• WRITTEN TASK: Repeat every record exactly, but keep images out of the copy.

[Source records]

____________________

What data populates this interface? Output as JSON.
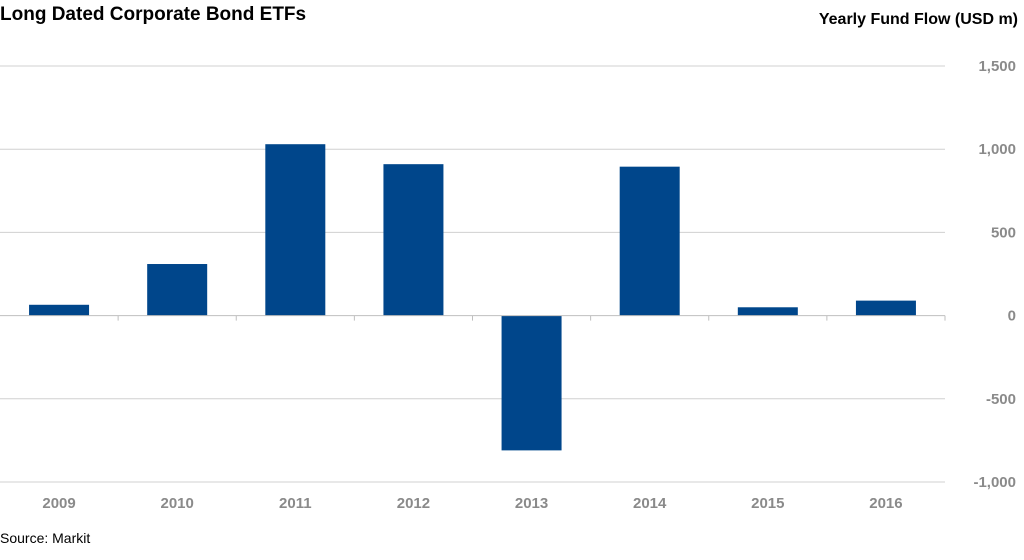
{
  "header": {
    "title": "Long Dated Corporate Bond ETFs",
    "ylabel": "Yearly Fund Flow (USD m)"
  },
  "footer": {
    "source": "Source: Markit"
  },
  "chart_data": {
    "type": "bar",
    "title": "Long Dated Corporate Bond ETFs",
    "xlabel": "",
    "ylabel": "Yearly Fund Flow (USD m)",
    "categories": [
      "2009",
      "2010",
      "2011",
      "2012",
      "2013",
      "2014",
      "2015",
      "2016"
    ],
    "values": [
      65,
      310,
      1030,
      910,
      -810,
      895,
      50,
      90
    ],
    "ylim": [
      -1000,
      1500
    ],
    "yticks": [
      1500,
      1000,
      500,
      0,
      -500,
      -1000
    ],
    "ytick_labels": [
      "1,500",
      "1,000",
      "500",
      "0",
      "-500",
      "-1,000"
    ],
    "y_axis_side": "right",
    "grid": true,
    "legend": "none",
    "bar_color": "#00468b",
    "grid_color": "#d0d0d0",
    "tick_color": "#8a8a8a"
  }
}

____________________

• REPLY:
What data populates this interface? Output as JSON.
{
  "header": {
    "title": "Long Dated Corporate Bond ETFs",
    "ylabel": "Yearly Fund Flow (USD m)"
  },
  "footer": {
    "source": "Source: Markit"
  },
  "chart_data": {
    "type": "bar",
    "title": "Long Dated Corporate Bond ETFs",
    "xlabel": "",
    "ylabel": "Yearly Fund Flow (USD m)",
    "categories": [
      "2009",
      "2010",
      "2011",
      "2012",
      "2013",
      "2014",
      "2015",
      "2016"
    ],
    "values": [
      65,
      310,
      1030,
      910,
      -810,
      895,
      50,
      90
    ],
    "ylim": [
      -1000,
      1500
    ],
    "yticks": [
      1500,
      1000,
      500,
      0,
      -500,
      -1000
    ],
    "ytick_labels": [
      "1,500",
      "1,000",
      "500",
      "0",
      "-500",
      "-1,000"
    ],
    "y_axis_side": "right",
    "grid": true,
    "legend": "none",
    "bar_color": "#00468b",
    "grid_color": "#d0d0d0",
    "tick_color": "#8a8a8a"
  }
}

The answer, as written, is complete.